··· SUPPLIED RECORDS

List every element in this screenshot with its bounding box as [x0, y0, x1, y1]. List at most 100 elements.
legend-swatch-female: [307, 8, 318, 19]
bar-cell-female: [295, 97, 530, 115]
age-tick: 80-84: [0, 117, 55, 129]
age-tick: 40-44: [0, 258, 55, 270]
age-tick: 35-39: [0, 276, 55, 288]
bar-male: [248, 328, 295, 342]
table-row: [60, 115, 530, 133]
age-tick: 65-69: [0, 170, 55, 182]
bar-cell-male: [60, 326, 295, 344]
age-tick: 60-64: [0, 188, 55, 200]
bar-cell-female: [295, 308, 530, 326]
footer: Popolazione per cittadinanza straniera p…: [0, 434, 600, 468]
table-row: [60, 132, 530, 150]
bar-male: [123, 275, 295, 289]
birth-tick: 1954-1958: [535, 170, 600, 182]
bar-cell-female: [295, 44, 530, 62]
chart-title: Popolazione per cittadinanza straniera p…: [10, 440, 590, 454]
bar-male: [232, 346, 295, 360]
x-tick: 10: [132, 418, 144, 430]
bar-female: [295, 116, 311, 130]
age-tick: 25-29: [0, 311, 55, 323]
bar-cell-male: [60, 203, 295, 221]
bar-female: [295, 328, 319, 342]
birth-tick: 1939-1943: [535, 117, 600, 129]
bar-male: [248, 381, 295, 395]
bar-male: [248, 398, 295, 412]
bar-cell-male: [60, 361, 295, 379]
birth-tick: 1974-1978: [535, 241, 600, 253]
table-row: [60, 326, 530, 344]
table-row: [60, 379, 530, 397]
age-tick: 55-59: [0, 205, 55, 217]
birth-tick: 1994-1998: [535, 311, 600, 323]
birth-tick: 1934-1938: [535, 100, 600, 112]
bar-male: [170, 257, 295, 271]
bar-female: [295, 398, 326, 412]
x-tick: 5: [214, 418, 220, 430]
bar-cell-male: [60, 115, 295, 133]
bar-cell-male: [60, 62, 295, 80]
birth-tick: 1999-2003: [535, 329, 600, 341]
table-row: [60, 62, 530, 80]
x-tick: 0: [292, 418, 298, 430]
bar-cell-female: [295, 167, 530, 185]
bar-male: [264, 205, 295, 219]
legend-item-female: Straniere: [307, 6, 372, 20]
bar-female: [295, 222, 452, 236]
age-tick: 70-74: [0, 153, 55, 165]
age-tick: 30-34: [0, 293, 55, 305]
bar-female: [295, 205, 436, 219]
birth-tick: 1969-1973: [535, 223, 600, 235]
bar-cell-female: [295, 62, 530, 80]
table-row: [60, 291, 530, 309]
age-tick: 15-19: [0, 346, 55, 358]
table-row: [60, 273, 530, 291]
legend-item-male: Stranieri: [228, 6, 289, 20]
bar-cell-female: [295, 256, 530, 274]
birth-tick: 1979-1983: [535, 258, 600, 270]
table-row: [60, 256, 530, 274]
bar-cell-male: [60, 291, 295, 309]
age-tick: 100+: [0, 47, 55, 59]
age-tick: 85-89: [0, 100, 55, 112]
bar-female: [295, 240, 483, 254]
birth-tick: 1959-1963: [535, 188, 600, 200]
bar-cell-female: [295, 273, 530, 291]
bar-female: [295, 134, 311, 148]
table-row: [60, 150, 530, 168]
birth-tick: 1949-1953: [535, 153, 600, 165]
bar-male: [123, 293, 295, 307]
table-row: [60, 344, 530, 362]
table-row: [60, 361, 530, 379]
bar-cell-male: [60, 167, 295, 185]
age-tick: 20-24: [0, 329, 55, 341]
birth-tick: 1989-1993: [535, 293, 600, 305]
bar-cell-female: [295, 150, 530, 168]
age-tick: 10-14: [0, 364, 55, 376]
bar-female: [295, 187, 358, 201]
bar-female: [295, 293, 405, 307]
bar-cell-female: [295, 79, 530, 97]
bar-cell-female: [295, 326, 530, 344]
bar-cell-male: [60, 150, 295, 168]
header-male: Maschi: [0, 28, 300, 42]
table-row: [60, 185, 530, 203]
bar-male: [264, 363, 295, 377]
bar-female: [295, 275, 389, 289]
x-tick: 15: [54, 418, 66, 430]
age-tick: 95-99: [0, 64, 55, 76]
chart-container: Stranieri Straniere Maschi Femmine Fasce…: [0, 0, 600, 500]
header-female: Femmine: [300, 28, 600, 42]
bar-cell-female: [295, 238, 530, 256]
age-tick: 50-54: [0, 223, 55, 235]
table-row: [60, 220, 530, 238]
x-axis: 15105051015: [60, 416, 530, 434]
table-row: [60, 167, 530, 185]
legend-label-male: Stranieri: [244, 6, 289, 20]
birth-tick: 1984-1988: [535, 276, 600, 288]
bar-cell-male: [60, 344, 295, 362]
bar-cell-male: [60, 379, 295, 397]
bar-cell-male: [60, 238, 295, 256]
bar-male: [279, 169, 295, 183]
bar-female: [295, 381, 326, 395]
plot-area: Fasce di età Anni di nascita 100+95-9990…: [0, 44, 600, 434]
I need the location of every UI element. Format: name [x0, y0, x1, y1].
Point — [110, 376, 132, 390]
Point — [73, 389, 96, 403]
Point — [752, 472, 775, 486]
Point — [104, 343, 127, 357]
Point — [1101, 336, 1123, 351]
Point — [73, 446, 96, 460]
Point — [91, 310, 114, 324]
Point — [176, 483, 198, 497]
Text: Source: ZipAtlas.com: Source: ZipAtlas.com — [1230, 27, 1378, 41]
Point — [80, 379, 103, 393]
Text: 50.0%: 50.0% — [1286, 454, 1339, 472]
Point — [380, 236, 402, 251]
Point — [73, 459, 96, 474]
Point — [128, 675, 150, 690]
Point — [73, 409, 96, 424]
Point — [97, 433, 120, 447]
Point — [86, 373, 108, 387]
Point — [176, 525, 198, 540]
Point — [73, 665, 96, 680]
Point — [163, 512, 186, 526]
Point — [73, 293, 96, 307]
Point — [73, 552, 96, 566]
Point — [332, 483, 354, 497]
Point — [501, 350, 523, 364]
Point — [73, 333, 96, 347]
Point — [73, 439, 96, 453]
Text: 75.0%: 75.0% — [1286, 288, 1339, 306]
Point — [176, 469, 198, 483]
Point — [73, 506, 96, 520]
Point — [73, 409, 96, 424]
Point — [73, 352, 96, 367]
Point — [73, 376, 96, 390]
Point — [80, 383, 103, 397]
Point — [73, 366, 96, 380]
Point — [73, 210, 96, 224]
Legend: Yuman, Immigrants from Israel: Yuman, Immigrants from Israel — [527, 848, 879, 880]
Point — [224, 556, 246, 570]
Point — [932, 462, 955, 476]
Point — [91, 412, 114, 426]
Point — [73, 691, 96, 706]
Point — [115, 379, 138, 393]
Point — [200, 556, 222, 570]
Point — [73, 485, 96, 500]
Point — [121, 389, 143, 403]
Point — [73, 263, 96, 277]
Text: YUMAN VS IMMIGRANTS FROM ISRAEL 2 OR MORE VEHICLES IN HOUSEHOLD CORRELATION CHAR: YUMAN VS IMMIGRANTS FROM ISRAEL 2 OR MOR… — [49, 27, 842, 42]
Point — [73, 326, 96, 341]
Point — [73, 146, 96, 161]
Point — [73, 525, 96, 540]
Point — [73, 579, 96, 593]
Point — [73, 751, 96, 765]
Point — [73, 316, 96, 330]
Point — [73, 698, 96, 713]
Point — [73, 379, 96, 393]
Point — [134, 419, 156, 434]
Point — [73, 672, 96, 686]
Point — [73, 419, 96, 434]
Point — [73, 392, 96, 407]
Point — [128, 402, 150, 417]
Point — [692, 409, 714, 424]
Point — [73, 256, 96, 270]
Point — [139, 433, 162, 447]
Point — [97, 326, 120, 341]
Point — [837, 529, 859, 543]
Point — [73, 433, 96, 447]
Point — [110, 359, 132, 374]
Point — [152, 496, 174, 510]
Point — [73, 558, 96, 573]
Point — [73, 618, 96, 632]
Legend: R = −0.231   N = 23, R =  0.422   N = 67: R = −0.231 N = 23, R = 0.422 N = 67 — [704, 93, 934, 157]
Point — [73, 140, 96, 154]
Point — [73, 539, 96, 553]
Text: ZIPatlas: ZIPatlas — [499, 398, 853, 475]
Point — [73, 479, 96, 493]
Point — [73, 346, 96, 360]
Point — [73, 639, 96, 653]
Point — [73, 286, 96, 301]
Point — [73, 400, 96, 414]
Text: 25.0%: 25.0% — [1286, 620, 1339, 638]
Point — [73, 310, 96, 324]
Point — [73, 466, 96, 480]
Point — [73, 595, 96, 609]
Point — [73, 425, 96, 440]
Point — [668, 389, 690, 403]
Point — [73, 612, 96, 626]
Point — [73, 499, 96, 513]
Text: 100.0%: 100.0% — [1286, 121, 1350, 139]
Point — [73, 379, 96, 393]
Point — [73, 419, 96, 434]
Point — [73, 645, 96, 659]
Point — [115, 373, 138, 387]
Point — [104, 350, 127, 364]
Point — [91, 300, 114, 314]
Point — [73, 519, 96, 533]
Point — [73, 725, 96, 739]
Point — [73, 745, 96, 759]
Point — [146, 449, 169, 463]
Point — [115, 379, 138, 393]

······

BRIEF – Reproduce verbatim everything from the start of the records down to the line containing "bar-male: [264, 205, 295, 219]", including that line.

FULL ANSWER –
List every element in this screenshot with its bounding box as [x0, y0, x1, y1]. List at most 100 elements.
legend-swatch-female: [307, 8, 318, 19]
bar-cell-female: [295, 97, 530, 115]
age-tick: 80-84: [0, 117, 55, 129]
age-tick: 40-44: [0, 258, 55, 270]
age-tick: 35-39: [0, 276, 55, 288]
bar-male: [248, 328, 295, 342]
table-row: [60, 115, 530, 133]
age-tick: 65-69: [0, 170, 55, 182]
bar-cell-male: [60, 326, 295, 344]
age-tick: 60-64: [0, 188, 55, 200]
bar-cell-female: [295, 308, 530, 326]
footer: Popolazione per cittadinanza straniera p…: [0, 434, 600, 468]
table-row: [60, 132, 530, 150]
bar-male: [123, 275, 295, 289]
birth-tick: 1954-1958: [535, 170, 600, 182]
bar-cell-female: [295, 44, 530, 62]
chart-title: Popolazione per cittadinanza straniera p…: [10, 440, 590, 454]
bar-male: [232, 346, 295, 360]
x-tick: 10: [132, 418, 144, 430]
bar-female: [295, 116, 311, 130]
age-tick: 25-29: [0, 311, 55, 323]
bar-cell-male: [60, 203, 295, 221]
bar-female: [295, 328, 319, 342]
birth-tick: 1939-1943: [535, 117, 600, 129]
bar-male: [248, 381, 295, 395]
bar-male: [248, 398, 295, 412]
bar-cell-male: [60, 361, 295, 379]
birth-tick: 1974-1978: [535, 241, 600, 253]
table-row: [60, 326, 530, 344]
table-row: [60, 379, 530, 397]
age-tick: 55-59: [0, 205, 55, 217]
birth-tick: 1994-1998: [535, 311, 600, 323]
birth-tick: 1934-1938: [535, 100, 600, 112]
bar-male: [170, 257, 295, 271]
bar-female: [295, 398, 326, 412]
x-tick: 5: [214, 418, 220, 430]
bar-cell-male: [60, 115, 295, 133]
bar-cell-male: [60, 62, 295, 80]
birth-tick: 1999-2003: [535, 329, 600, 341]
table-row: [60, 62, 530, 80]
x-tick: 0: [292, 418, 298, 430]
bar-cell-female: [295, 167, 530, 185]
bar-male: [264, 205, 295, 219]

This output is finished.